» TASK INPUTS:

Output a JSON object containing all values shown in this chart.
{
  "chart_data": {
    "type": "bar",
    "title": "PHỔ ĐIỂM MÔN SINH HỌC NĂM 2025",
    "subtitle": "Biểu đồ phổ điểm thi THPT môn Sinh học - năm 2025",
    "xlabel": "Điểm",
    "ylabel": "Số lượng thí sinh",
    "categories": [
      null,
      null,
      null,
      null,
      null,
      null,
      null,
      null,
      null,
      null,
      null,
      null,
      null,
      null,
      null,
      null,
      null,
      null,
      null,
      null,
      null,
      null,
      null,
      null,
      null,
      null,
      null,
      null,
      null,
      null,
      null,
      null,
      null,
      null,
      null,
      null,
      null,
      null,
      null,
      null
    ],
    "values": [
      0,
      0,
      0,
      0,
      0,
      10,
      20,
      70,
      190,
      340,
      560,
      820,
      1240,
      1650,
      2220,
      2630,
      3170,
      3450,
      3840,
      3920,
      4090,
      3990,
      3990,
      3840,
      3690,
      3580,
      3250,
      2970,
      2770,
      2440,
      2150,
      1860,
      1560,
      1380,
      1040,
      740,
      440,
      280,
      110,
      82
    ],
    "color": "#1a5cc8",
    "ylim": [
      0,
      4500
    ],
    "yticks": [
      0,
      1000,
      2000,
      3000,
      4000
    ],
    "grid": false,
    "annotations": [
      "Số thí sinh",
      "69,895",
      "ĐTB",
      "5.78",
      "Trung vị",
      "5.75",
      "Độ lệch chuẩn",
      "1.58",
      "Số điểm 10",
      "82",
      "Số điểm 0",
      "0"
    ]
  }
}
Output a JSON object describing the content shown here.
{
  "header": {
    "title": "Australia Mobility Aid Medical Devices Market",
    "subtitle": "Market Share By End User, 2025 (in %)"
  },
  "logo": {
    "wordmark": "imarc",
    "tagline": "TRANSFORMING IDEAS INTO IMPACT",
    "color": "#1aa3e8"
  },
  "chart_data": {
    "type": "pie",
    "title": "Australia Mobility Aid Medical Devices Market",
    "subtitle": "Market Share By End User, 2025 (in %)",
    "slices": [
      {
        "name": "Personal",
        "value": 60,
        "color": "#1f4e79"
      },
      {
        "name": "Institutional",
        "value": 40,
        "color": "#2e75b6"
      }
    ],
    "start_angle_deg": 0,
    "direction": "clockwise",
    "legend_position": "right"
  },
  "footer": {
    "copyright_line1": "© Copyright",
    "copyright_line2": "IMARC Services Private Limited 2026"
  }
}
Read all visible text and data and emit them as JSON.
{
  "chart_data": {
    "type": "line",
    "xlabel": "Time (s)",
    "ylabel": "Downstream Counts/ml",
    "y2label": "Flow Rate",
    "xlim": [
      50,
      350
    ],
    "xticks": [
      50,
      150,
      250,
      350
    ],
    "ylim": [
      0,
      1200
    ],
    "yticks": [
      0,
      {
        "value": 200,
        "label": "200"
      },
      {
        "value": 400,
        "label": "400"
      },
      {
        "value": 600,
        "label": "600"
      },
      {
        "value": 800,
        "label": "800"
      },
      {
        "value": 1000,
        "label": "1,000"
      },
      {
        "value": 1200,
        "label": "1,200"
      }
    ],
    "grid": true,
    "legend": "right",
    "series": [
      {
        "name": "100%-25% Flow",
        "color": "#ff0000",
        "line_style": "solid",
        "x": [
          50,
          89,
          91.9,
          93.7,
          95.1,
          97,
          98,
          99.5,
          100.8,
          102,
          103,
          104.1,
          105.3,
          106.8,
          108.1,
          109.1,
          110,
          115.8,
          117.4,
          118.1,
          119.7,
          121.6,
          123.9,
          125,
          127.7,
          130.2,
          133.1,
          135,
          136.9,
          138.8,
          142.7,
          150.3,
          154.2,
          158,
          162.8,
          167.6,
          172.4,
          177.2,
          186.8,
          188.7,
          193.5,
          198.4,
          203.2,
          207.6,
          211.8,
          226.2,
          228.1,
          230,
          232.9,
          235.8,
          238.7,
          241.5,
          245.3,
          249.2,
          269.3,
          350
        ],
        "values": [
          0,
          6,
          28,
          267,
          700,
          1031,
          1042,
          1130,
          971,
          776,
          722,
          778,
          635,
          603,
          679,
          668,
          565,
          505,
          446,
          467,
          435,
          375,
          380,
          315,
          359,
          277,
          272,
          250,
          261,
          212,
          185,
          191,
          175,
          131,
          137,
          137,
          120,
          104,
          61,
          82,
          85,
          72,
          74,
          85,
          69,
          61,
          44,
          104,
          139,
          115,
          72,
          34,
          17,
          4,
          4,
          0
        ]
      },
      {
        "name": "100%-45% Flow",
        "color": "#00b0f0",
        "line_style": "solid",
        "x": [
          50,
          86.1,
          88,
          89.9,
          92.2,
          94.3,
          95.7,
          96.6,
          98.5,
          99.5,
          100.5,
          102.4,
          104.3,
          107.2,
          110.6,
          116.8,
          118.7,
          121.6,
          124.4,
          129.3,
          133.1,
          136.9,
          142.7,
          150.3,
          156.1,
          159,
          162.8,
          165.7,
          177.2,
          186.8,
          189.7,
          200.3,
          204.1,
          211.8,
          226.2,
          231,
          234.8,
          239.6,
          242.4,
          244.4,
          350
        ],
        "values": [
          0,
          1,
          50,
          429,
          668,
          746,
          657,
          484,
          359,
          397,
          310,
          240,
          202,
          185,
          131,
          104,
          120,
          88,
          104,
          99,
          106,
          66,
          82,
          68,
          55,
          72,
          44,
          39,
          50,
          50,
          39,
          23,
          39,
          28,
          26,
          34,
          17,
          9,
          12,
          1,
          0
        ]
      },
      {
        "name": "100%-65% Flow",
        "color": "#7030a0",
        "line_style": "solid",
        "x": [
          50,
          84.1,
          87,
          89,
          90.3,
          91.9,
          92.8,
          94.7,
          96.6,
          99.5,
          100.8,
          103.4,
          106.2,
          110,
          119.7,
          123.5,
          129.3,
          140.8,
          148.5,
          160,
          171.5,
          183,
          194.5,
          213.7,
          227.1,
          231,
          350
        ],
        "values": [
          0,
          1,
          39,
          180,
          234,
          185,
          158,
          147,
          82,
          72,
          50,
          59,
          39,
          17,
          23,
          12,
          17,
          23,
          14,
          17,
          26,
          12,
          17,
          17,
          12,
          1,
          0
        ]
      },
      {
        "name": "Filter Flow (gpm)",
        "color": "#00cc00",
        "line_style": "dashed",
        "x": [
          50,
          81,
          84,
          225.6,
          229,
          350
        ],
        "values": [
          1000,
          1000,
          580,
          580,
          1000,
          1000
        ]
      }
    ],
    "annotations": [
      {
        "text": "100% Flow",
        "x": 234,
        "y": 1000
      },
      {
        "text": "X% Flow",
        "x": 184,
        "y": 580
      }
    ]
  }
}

» EXERCISE BRIEF: Nothing should be left out: return all of the records exactly.

» EXERCISE RESPONSE:
Output a JSON object containing all values shown in this chart.
{
  "chart_data": {
    "type": "bar",
    "title": "PHỔ ĐIỂM MÔN SINH HỌC NĂM 2025",
    "subtitle": "Biểu đồ phổ điểm thi THPT môn Sinh học - năm 2025",
    "xlabel": "Điểm",
    "ylabel": "Số lượng thí sinh",
    "categories": [
      null,
      null,
      null,
      null,
      null,
      null,
      null,
      null,
      null,
      null,
      null,
      null,
      null,
      null,
      null,
      null,
      null,
      null,
      null,
      null,
      null,
      null,
      null,
      null,
      null,
      null,
      null,
      null,
      null,
      null,
      null,
      null,
      null,
      null,
      null,
      null,
      null,
      null,
      null,
      null
    ],
    "values": [
      0,
      0,
      0,
      0,
      0,
      10,
      20,
      70,
      190,
      340,
      560,
      820,
      1240,
      1650,
      2220,
      2630,
      3170,
      3450,
      3840,
      3920,
      4090,
      3990,
      3990,
      3840,
      3690,
      3580,
      3250,
      2970,
      2770,
      2440,
      2150,
      1860,
      1560,
      1380,
      1040,
      740,
      440,
      280,
      110,
      82
    ],
    "color": "#1a5cc8",
    "ylim": [
      0,
      4500
    ],
    "yticks": [
      0,
      1000,
      2000,
      3000,
      4000
    ],
    "grid": false,
    "annotations": [
      "Số thí sinh",
      "69,895",
      "ĐTB",
      "5.78",
      "Trung vị",
      "5.75",
      "Độ lệch chuẩn",
      "1.58",
      "Số điểm 10",
      "82",
      "Số điểm 0",
      "0"
    ]
  }
}
Output a JSON object describing the content shown here.
{
  "header": {
    "title": "Australia Mobility Aid Medical Devices Market",
    "subtitle": "Market Share By End User, 2025 (in %)"
  },
  "logo": {
    "wordmark": "imarc",
    "tagline": "TRANSFORMING IDEAS INTO IMPACT",
    "color": "#1aa3e8"
  },
  "chart_data": {
    "type": "pie",
    "title": "Australia Mobility Aid Medical Devices Market",
    "subtitle": "Market Share By End User, 2025 (in %)",
    "slices": [
      {
        "name": "Personal",
        "value": 60,
        "color": "#1f4e79"
      },
      {
        "name": "Institutional",
        "value": 40,
        "color": "#2e75b6"
      }
    ],
    "start_angle_deg": 0,
    "direction": "clockwise",
    "legend_position": "right"
  },
  "footer": {
    "copyright_line1": "© Copyright",
    "copyright_line2": "IMARC Services Private Limited 2026"
  }
}
Read all visible text and data and emit them as JSON.
{
  "chart_data": {
    "type": "line",
    "xlabel": "Time (s)",
    "ylabel": "Downstream Counts/ml",
    "y2label": "Flow Rate",
    "xlim": [
      50,
      350
    ],
    "xticks": [
      50,
      150,
      250,
      350
    ],
    "ylim": [
      0,
      1200
    ],
    "yticks": [
      0,
      {
        "value": 200,
        "label": "200"
      },
      {
        "value": 400,
        "label": "400"
      },
      {
        "value": 600,
        "label": "600"
      },
      {
        "value": 800,
        "label": "800"
      },
      {
        "value": 1000,
        "label": "1,000"
      },
      {
        "value": 1200,
        "label": "1,200"
      }
    ],
    "grid": true,
    "legend": "right",
    "series": [
      {
        "name": "100%-25% Flow",
        "color": "#ff0000",
        "line_style": "solid",
        "x": [
          50,
          89,
          91.9,
          93.7,
          95.1,
          97,
          98,
          99.5,
          100.8,
          102,
          103,
          104.1,
          105.3,
          106.8,
          108.1,
          109.1,
          110,
          115.8,
          117.4,
          118.1,
          119.7,
          121.6,
          123.9,
          125,
          127.7,
          130.2,
          133.1,
          135,
          136.9,
          138.8,
          142.7,
          150.3,
          154.2,
          158,
          162.8,
          167.6,
          172.4,
          177.2,
          186.8,
          188.7,
          193.5,
          198.4,
          203.2,
          207.6,
          211.8,
          226.2,
          228.1,
          230,
          232.9,
          235.8,
          238.7,
          241.5,
          245.3,
          249.2,
          269.3,
          350
        ],
        "values": [
          0,
          6,
          28,
          267,
          700,
          1031,
          1042,
          1130,
          971,
          776,
          722,
          778,
          635,
          603,
          679,
          668,
          565,
          505,
          446,
          467,
          435,
          375,
          380,
          315,
          359,
          277,
          272,
          250,
          261,
          212,
          185,
          191,
          175,
          131,
          137,
          137,
          120,
          104,
          61,
          82,
          85,
          72,
          74,
          85,
          69,
          61,
          44,
          104,
          139,
          115,
          72,
          34,
          17,
          4,
          4,
          0
        ]
      },
      {
        "name": "100%-45% Flow",
        "color": "#00b0f0",
        "line_style": "solid",
        "x": [
          50,
          86.1,
          88,
          89.9,
          92.2,
          94.3,
          95.7,
          96.6,
          98.5,
          99.5,
          100.5,
          102.4,
          104.3,
          107.2,
          110.6,
          116.8,
          118.7,
          121.6,
          124.4,
          129.3,
          133.1,
          136.9,
          142.7,
          150.3,
          156.1,
          159,
          162.8,
          165.7,
          177.2,
          186.8,
          189.7,
          200.3,
          204.1,
          211.8,
          226.2,
          231,
          234.8,
          239.6,
          242.4,
          244.4,
          350
        ],
        "values": [
          0,
          1,
          50,
          429,
          668,
          746,
          657,
          484,
          359,
          397,
          310,
          240,
          202,
          185,
          131,
          104,
          120,
          88,
          104,
          99,
          106,
          66,
          82,
          68,
          55,
          72,
          44,
          39,
          50,
          50,
          39,
          23,
          39,
          28,
          26,
          34,
          17,
          9,
          12,
          1,
          0
        ]
      },
      {
        "name": "100%-65% Flow",
        "color": "#7030a0",
        "line_style": "solid",
        "x": [
          50,
          84.1,
          87,
          89,
          90.3,
          91.9,
          92.8,
          94.7,
          96.6,
          99.5,
          100.8,
          103.4,
          106.2,
          110,
          119.7,
          123.5,
          129.3,
          140.8,
          148.5,
          160,
          171.5,
          183,
          194.5,
          213.7,
          227.1,
          231,
          350
        ],
        "values": [
          0,
          1,
          39,
          180,
          234,
          185,
          158,
          147,
          82,
          72,
          50,
          59,
          39,
          17,
          23,
          12,
          17,
          23,
          14,
          17,
          26,
          12,
          17,
          17,
          12,
          1,
          0
        ]
      },
      {
        "name": "Filter Flow (gpm)",
        "color": "#00cc00",
        "line_style": "dashed",
        "x": [
          50,
          81,
          84,
          225.6,
          229,
          350
        ],
        "values": [
          1000,
          1000,
          580,
          580,
          1000,
          1000
        ]
      }
    ],
    "annotations": [
      {
        "text": "100% Flow",
        "x": 234,
        "y": 1000
      },
      {
        "text": "X% Flow",
        "x": 184,
        "y": 580
      }
    ]
  }
}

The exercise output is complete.